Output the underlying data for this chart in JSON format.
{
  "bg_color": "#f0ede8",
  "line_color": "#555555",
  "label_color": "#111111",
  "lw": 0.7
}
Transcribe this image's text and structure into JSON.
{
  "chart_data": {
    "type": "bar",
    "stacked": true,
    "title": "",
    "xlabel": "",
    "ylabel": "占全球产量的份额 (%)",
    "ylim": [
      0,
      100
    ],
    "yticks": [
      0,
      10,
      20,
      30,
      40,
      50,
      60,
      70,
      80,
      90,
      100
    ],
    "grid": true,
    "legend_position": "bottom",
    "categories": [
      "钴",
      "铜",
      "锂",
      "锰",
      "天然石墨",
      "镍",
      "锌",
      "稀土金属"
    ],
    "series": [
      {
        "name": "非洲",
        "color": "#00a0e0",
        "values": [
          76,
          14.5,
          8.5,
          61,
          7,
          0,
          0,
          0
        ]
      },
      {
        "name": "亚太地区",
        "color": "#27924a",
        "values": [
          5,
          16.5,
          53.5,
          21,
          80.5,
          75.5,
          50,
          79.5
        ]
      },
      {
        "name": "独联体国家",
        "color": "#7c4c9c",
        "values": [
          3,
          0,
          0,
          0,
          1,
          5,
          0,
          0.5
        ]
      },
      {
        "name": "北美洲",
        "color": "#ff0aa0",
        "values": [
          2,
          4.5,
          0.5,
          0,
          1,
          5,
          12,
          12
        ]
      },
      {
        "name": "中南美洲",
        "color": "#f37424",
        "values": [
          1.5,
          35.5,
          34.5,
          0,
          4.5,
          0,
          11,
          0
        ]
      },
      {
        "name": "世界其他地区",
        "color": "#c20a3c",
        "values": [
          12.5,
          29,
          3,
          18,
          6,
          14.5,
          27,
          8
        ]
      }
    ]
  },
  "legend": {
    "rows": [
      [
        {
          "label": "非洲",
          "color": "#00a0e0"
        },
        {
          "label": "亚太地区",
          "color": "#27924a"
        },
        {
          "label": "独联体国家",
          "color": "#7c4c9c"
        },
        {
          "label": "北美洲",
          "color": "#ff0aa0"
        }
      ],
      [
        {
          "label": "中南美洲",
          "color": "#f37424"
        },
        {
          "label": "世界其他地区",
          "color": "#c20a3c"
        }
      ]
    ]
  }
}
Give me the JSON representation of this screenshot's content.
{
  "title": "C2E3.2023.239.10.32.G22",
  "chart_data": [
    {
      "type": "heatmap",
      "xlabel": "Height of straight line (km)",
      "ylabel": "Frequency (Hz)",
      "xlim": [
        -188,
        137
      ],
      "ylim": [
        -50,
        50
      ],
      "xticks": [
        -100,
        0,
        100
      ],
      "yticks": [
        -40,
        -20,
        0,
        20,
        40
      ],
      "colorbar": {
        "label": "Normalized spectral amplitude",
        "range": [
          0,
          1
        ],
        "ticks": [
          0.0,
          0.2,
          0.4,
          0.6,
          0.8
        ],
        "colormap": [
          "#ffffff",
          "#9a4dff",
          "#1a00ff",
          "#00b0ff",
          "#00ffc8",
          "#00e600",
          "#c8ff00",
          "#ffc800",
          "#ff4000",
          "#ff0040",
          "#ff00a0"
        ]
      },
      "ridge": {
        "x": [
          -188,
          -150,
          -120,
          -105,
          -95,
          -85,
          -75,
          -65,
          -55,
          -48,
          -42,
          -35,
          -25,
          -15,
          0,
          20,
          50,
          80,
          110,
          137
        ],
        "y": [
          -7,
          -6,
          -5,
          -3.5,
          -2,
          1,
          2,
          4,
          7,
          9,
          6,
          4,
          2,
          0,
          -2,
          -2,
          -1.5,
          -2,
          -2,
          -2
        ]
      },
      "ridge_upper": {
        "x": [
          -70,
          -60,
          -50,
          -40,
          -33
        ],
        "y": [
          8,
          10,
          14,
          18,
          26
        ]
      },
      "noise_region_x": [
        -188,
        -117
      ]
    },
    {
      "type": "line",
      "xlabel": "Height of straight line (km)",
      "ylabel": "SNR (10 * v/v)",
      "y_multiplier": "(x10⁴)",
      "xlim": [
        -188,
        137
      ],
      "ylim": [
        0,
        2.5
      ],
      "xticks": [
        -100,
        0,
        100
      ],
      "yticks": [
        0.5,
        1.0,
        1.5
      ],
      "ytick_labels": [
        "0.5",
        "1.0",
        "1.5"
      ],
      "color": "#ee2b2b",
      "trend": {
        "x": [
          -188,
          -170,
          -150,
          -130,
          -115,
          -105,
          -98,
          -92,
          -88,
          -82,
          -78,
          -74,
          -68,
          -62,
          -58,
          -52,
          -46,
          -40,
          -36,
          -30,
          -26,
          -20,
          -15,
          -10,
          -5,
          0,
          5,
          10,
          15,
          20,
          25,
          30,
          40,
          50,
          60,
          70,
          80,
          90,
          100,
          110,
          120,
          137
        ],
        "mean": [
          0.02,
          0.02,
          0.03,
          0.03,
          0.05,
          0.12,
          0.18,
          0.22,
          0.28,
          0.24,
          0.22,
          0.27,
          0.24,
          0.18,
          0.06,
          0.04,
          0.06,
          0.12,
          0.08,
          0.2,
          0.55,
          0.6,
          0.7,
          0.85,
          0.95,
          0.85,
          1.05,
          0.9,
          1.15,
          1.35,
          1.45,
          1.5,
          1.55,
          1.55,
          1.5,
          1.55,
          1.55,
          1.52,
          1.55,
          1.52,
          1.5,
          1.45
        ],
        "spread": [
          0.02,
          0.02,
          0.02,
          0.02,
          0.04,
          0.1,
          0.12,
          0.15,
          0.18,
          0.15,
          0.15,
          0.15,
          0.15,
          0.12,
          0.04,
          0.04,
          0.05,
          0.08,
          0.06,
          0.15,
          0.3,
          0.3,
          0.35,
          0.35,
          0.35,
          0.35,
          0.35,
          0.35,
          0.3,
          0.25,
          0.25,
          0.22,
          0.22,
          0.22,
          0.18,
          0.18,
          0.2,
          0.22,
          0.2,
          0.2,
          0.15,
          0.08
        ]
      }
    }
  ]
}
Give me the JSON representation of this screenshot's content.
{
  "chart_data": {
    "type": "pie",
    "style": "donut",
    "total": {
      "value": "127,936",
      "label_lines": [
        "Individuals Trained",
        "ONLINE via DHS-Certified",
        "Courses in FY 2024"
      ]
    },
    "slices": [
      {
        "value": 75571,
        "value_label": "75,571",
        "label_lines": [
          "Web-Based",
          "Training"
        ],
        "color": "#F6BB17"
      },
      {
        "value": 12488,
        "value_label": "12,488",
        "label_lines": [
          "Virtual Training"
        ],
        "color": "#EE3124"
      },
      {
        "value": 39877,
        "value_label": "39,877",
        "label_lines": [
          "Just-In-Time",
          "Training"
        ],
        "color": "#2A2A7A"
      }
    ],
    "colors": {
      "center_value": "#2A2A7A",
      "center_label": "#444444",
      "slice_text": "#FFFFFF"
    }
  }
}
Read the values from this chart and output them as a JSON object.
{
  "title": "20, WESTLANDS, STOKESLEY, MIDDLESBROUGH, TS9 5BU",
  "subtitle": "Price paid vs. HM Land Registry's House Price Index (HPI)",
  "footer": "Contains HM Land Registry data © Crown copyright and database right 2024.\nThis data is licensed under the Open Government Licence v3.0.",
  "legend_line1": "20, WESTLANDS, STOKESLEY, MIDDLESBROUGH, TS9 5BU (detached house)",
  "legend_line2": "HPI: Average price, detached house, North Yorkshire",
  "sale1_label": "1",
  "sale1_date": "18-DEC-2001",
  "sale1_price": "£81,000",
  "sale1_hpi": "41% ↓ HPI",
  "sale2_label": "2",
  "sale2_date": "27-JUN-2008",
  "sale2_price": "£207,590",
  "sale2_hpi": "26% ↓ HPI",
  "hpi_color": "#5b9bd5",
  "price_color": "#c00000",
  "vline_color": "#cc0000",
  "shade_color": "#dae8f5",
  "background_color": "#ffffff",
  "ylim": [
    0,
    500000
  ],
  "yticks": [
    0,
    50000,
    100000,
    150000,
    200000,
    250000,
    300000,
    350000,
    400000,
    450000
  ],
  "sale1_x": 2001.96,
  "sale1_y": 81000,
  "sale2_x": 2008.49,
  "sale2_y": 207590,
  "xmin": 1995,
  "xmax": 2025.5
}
+++++
[WRITTEN PROBLEM]: Take every line from the data that contains the word "Registry".

[RESULT]:
  "subtitle": "Price paid vs. HM Land Registry's House Price Index (HPI)",
  "footer": "Contains HM Land Registry data © Crown copyright and database right 2024.\nThis data is licensed under the Open Government Licence v3.0.",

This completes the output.